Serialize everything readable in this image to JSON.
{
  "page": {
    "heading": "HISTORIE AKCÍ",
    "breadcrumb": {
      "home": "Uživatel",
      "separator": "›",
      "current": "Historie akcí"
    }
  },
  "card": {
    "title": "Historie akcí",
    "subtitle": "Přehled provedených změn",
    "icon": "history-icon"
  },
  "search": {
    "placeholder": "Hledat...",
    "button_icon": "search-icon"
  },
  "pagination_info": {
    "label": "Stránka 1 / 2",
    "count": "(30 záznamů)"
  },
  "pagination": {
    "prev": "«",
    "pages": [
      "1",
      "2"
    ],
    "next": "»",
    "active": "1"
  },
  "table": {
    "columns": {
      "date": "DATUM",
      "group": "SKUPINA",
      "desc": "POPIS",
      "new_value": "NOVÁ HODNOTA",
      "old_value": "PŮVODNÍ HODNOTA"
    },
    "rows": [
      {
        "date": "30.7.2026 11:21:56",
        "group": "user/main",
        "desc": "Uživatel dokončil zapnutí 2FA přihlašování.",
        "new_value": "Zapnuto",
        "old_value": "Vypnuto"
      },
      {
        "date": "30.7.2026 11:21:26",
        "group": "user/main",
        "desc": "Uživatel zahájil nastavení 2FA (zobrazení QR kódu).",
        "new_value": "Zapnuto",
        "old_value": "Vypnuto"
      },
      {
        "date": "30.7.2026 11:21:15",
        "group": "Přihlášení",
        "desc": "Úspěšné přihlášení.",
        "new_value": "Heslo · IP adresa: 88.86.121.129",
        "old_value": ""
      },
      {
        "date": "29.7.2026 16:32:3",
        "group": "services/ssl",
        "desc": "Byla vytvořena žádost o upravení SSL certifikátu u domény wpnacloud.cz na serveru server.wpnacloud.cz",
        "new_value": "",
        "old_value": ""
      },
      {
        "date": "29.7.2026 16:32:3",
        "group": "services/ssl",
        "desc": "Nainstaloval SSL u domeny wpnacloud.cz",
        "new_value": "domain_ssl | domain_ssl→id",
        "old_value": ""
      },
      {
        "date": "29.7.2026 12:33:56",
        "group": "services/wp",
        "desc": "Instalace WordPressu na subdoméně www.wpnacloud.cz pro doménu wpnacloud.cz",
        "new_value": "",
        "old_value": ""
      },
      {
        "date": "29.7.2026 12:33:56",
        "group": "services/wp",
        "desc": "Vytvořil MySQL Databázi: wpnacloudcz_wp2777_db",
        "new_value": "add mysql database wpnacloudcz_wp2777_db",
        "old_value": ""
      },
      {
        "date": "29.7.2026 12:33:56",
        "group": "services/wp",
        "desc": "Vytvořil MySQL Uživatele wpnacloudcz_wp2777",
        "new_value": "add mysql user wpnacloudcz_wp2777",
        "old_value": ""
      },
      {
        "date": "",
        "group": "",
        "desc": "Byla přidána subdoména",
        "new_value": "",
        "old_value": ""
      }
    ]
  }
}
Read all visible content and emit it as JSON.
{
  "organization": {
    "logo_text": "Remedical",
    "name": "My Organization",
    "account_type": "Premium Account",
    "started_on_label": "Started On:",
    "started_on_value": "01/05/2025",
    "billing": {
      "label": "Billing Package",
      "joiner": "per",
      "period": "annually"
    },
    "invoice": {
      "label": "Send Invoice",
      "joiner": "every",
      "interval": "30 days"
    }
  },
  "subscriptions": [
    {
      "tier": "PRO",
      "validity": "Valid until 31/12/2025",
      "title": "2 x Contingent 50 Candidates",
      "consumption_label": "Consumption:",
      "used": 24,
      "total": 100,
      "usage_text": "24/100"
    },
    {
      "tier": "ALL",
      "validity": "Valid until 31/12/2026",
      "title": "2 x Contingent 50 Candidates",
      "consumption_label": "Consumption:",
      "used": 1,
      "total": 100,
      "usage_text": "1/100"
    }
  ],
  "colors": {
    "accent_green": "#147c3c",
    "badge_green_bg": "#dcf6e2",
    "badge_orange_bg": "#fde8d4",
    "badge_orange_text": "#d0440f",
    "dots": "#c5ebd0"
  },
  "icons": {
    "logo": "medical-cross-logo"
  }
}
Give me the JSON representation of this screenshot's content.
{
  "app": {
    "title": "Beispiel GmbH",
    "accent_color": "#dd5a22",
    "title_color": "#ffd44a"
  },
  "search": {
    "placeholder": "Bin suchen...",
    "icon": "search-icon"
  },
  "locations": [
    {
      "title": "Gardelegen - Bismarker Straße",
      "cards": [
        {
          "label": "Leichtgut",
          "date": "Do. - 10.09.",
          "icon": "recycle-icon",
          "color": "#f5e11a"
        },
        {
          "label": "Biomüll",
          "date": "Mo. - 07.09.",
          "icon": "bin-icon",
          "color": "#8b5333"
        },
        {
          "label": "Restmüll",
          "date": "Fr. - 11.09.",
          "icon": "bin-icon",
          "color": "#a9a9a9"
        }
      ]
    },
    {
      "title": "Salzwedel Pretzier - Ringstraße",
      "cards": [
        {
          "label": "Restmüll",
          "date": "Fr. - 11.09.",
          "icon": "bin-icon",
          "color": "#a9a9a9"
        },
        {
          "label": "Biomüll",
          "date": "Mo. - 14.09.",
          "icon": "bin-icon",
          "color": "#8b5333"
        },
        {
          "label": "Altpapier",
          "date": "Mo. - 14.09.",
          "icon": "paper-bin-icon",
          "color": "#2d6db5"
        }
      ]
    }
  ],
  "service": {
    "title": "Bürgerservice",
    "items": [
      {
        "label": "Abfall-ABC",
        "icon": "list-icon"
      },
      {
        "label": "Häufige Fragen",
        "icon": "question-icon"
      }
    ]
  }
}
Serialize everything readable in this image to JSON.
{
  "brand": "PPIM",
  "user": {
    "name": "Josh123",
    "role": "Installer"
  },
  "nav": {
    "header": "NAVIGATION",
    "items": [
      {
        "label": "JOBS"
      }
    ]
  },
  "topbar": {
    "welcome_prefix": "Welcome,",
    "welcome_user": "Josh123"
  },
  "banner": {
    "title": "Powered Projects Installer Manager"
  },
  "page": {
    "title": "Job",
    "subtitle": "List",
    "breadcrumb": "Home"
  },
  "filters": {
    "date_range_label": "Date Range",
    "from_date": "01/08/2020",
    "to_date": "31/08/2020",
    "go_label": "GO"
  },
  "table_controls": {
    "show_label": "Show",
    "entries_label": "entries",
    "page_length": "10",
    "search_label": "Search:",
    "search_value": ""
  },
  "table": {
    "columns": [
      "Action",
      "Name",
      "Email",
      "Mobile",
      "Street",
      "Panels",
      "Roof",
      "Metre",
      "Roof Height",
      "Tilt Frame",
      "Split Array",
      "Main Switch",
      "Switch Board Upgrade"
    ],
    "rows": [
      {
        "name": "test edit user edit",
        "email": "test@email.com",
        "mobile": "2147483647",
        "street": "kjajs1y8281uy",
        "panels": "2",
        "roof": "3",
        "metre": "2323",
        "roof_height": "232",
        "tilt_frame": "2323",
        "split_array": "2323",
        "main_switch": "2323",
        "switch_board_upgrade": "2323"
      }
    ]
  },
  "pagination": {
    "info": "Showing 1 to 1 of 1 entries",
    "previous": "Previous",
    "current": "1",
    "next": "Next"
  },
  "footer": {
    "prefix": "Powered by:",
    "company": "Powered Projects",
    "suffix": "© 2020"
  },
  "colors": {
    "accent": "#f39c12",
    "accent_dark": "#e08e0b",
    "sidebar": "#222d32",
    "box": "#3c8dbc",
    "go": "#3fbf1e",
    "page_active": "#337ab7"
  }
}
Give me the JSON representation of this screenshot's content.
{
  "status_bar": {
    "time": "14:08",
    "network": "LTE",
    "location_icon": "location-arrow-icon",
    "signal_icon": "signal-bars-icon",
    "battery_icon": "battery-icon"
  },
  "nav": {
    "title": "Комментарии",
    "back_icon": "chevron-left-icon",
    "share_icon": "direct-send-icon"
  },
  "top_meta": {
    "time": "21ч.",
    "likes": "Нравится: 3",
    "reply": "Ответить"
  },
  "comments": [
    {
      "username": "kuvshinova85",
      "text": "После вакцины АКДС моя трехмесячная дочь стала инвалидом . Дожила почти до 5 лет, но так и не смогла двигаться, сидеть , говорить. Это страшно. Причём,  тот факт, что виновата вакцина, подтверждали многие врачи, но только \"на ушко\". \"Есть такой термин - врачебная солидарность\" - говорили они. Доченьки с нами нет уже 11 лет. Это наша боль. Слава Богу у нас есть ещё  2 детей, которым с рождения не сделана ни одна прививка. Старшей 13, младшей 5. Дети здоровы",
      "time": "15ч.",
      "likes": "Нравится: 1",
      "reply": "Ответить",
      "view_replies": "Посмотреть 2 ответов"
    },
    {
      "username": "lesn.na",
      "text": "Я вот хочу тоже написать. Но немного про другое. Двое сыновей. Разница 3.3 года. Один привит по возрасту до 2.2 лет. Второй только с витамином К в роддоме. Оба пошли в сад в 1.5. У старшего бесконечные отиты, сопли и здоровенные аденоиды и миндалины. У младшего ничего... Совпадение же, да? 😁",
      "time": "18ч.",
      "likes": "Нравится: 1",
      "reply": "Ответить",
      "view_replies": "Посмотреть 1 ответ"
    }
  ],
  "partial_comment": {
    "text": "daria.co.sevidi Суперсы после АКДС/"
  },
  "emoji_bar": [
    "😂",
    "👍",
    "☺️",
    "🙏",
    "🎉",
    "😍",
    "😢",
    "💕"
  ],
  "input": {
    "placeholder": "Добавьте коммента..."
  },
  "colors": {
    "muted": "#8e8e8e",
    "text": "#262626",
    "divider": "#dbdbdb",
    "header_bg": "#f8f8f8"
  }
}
- - - - - - -
• Your task: Going through the entries above line by line, work out how many lines include the word "только". Only the number is required.

• Written answer: 2